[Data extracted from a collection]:
## start
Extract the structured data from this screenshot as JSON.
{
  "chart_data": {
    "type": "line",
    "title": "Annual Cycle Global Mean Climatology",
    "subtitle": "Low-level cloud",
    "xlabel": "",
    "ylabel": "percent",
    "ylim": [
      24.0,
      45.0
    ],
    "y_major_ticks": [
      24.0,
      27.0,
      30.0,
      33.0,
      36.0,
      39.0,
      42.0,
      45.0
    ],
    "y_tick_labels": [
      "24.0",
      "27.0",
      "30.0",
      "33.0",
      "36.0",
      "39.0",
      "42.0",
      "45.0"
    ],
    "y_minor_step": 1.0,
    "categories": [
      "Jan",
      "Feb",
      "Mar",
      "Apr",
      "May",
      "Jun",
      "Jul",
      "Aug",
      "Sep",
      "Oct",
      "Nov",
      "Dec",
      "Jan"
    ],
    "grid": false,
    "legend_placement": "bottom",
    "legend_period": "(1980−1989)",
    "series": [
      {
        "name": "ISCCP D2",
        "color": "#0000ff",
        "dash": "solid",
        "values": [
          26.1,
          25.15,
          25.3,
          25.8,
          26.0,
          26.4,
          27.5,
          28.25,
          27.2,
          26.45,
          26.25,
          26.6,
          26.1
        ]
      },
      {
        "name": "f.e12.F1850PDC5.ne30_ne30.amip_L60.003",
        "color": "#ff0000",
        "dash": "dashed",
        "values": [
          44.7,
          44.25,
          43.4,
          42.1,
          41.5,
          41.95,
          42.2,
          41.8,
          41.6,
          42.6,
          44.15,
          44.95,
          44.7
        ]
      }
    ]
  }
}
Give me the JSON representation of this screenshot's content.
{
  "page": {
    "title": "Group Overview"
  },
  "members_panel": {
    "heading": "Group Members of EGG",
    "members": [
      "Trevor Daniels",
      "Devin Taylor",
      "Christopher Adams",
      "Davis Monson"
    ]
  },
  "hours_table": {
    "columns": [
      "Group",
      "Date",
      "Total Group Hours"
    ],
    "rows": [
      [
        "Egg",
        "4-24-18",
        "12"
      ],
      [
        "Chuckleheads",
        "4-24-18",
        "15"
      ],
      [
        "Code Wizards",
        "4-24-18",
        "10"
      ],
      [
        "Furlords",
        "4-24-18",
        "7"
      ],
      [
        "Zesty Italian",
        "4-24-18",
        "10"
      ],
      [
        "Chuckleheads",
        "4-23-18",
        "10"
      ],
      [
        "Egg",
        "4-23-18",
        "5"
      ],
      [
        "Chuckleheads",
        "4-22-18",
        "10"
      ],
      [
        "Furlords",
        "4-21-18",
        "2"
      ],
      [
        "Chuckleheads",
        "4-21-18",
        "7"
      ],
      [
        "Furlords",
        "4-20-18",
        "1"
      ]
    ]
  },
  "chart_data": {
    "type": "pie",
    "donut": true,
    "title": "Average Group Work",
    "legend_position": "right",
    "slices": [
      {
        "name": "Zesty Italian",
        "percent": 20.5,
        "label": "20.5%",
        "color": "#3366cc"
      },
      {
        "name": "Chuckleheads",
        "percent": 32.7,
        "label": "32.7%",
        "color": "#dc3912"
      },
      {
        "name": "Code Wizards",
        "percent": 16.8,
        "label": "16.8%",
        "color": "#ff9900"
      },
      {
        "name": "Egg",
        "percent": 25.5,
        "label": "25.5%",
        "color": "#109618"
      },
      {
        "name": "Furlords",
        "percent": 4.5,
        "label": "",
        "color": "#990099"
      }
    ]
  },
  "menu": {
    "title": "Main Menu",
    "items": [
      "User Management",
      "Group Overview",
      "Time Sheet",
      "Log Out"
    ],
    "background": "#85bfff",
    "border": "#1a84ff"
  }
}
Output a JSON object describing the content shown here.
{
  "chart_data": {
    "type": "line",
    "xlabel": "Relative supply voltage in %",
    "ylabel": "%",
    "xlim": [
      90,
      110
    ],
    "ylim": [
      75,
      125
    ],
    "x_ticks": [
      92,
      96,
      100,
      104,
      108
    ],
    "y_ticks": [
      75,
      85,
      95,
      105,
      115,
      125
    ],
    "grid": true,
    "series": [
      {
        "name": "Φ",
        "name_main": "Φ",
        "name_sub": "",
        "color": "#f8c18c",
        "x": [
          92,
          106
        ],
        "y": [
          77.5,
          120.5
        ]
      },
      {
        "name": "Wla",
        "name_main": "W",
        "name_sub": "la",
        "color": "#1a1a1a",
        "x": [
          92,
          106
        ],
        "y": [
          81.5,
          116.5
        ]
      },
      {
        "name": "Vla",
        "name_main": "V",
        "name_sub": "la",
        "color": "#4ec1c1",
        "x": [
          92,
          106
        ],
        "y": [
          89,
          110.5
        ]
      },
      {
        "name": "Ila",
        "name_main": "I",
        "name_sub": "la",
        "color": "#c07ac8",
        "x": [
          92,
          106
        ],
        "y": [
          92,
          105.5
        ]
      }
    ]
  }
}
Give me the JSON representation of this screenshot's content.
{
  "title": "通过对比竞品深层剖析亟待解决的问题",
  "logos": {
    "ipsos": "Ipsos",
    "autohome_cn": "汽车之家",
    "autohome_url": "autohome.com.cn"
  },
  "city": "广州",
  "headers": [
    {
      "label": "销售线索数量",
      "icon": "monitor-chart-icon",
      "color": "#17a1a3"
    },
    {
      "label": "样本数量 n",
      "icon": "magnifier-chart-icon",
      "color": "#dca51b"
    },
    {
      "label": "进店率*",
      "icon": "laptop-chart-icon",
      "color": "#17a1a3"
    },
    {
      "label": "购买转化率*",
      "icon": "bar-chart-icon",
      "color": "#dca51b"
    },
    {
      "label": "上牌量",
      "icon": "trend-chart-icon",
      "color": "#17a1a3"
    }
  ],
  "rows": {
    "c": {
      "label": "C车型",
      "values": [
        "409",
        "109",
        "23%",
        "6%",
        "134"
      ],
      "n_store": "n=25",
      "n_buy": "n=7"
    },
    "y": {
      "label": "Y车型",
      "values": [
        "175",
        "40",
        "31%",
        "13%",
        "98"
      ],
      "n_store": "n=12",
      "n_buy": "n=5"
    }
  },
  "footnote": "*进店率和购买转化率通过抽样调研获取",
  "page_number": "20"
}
## end
[THE EXERCISE]:
Copy each line of the data exactly, leaving nothing out.

[SOLUTION TO THE PROBLEM]:
Extract the structured data from this screenshot as JSON.
{
  "chart_data": {
    "type": "line",
    "title": "Annual Cycle Global Mean Climatology",
    "subtitle": "Low-level cloud",
    "xlabel": "",
    "ylabel": "percent",
    "ylim": [
      24.0,
      45.0
    ],
    "y_major_ticks": [
      24.0,
      27.0,
      30.0,
      33.0,
      36.0,
      39.0,
      42.0,
      45.0
    ],
    "y_tick_labels": [
      "24.0",
      "27.0",
      "30.0",
      "33.0",
      "36.0",
      "39.0",
      "42.0",
      "45.0"
    ],
    "y_minor_step": 1.0,
    "categories": [
      "Jan",
      "Feb",
      "Mar",
      "Apr",
      "May",
      "Jun",
      "Jul",
      "Aug",
      "Sep",
      "Oct",
      "Nov",
      "Dec",
      "Jan"
    ],
    "grid": false,
    "legend_placement": "bottom",
    "legend_period": "(1980−1989)",
    "series": [
      {
        "name": "ISCCP D2",
        "color": "#0000ff",
        "dash": "solid",
        "values": [
          26.1,
          25.15,
          25.3,
          25.8,
          26.0,
          26.4,
          27.5,
          28.25,
          27.2,
          26.45,
          26.25,
          26.6,
          26.1
        ]
      },
      {
        "name": "f.e12.F1850PDC5.ne30_ne30.amip_L60.003",
        "color": "#ff0000",
        "dash": "dashed",
        "values": [
          44.7,
          44.25,
          43.4,
          42.1,
          41.5,
          41.95,
          42.2,
          41.8,
          41.6,
          42.6,
          44.15,
          44.95,
          44.7
        ]
      }
    ]
  }
}
Give me the JSON representation of this screenshot's content.
{
  "page": {
    "title": "Group Overview"
  },
  "members_panel": {
    "heading": "Group Members of EGG",
    "members": [
      "Trevor Daniels",
      "Devin Taylor",
      "Christopher Adams",
      "Davis Monson"
    ]
  },
  "hours_table": {
    "columns": [
      "Group",
      "Date",
      "Total Group Hours"
    ],
    "rows": [
      [
        "Egg",
        "4-24-18",
        "12"
      ],
      [
        "Chuckleheads",
        "4-24-18",
        "15"
      ],
      [
        "Code Wizards",
        "4-24-18",
        "10"
      ],
      [
        "Furlords",
        "4-24-18",
        "7"
      ],
      [
        "Zesty Italian",
        "4-24-18",
        "10"
      ],
      [
        "Chuckleheads",
        "4-23-18",
        "10"
      ],
      [
        "Egg",
        "4-23-18",
        "5"
      ],
      [
        "Chuckleheads",
        "4-22-18",
        "10"
      ],
      [
        "Furlords",
        "4-21-18",
        "2"
      ],
      [
        "Chuckleheads",
        "4-21-18",
        "7"
      ],
      [
        "Furlords",
        "4-20-18",
        "1"
      ]
    ]
  },
  "chart_data": {
    "type": "pie",
    "donut": true,
    "title": "Average Group Work",
    "legend_position": "right",
    "slices": [
      {
        "name": "Zesty Italian",
        "percent": 20.5,
        "label": "20.5%",
        "color": "#3366cc"
      },
      {
        "name": "Chuckleheads",
        "percent": 32.7,
        "label": "32.7%",
        "color": "#dc3912"
      },
      {
        "name": "Code Wizards",
        "percent": 16.8,
        "label": "16.8%",
        "color": "#ff9900"
      },
      {
        "name": "Egg",
        "percent": 25.5,
        "label": "25.5%",
        "color": "#109618"
      },
      {
        "name": "Furlords",
        "percent": 4.5,
        "label": "",
        "color": "#990099"
      }
    ]
  },
  "menu": {
    "title": "Main Menu",
    "items": [
      "User Management",
      "Group Overview",
      "Time Sheet",
      "Log Out"
    ],
    "background": "#85bfff",
    "border": "#1a84ff"
  }
}
Output a JSON object describing the content shown here.
{
  "chart_data": {
    "type": "line",
    "xlabel": "Relative supply voltage in %",
    "ylabel": "%",
    "xlim": [
      90,
      110
    ],
    "ylim": [
      75,
      125
    ],
    "x_ticks": [
      92,
      96,
      100,
      104,
      108
    ],
    "y_ticks": [
      75,
      85,
      95,
      105,
      115,
      125
    ],
    "grid": true,
    "series": [
      {
        "name": "Φ",
        "name_main": "Φ",
        "name_sub": "",
        "color": "#f8c18c",
        "x": [
          92,
          106
        ],
        "y": [
          77.5,
          120.5
        ]
      },
      {
        "name": "Wla",
        "name_main": "W",
        "name_sub": "la",
        "color": "#1a1a1a",
        "x": [
          92,
          106
        ],
        "y": [
          81.5,
          116.5
        ]
      },
      {
        "name": "Vla",
        "name_main": "V",
        "name_sub": "la",
        "color": "#4ec1c1",
        "x": [
          92,
          106
        ],
        "y": [
          89,
          110.5
        ]
      },
      {
        "name": "Ila",
        "name_main": "I",
        "name_sub": "la",
        "color": "#c07ac8",
        "x": [
          92,
          106
        ],
        "y": [
          92,
          105.5
        ]
      }
    ]
  }
}
Give me the JSON representation of this screenshot's content.
{
  "title": "通过对比竞品深层剖析亟待解决的问题",
  "logos": {
    "ipsos": "Ipsos",
    "autohome_cn": "汽车之家",
    "autohome_url": "autohome.com.cn"
  },
  "city": "广州",
  "headers": [
    {
      "label": "销售线索数量",
      "icon": "monitor-chart-icon",
      "color": "#17a1a3"
    },
    {
      "label": "样本数量 n",
      "icon": "magnifier-chart-icon",
      "color": "#dca51b"
    },
    {
      "label": "进店率*",
      "icon": "laptop-chart-icon",
      "color": "#17a1a3"
    },
    {
      "label": "购买转化率*",
      "icon": "bar-chart-icon",
      "color": "#dca51b"
    },
    {
      "label": "上牌量",
      "icon": "trend-chart-icon",
      "color": "#17a1a3"
    }
  ],
  "rows": {
    "c": {
      "label": "C车型",
      "values": [
        "409",
        "109",
        "23%",
        "6%",
        "134"
      ],
      "n_store": "n=25",
      "n_buy": "n=7"
    },
    "y": {
      "label": "Y车型",
      "values": [
        "175",
        "40",
        "31%",
        "13%",
        "98"
      ],
      "n_store": "n=12",
      "n_buy": "n=5"
    }
  },
  "footnote": "*进店率和购买转化率通过抽样调研获取",
  "page_number": "20"
}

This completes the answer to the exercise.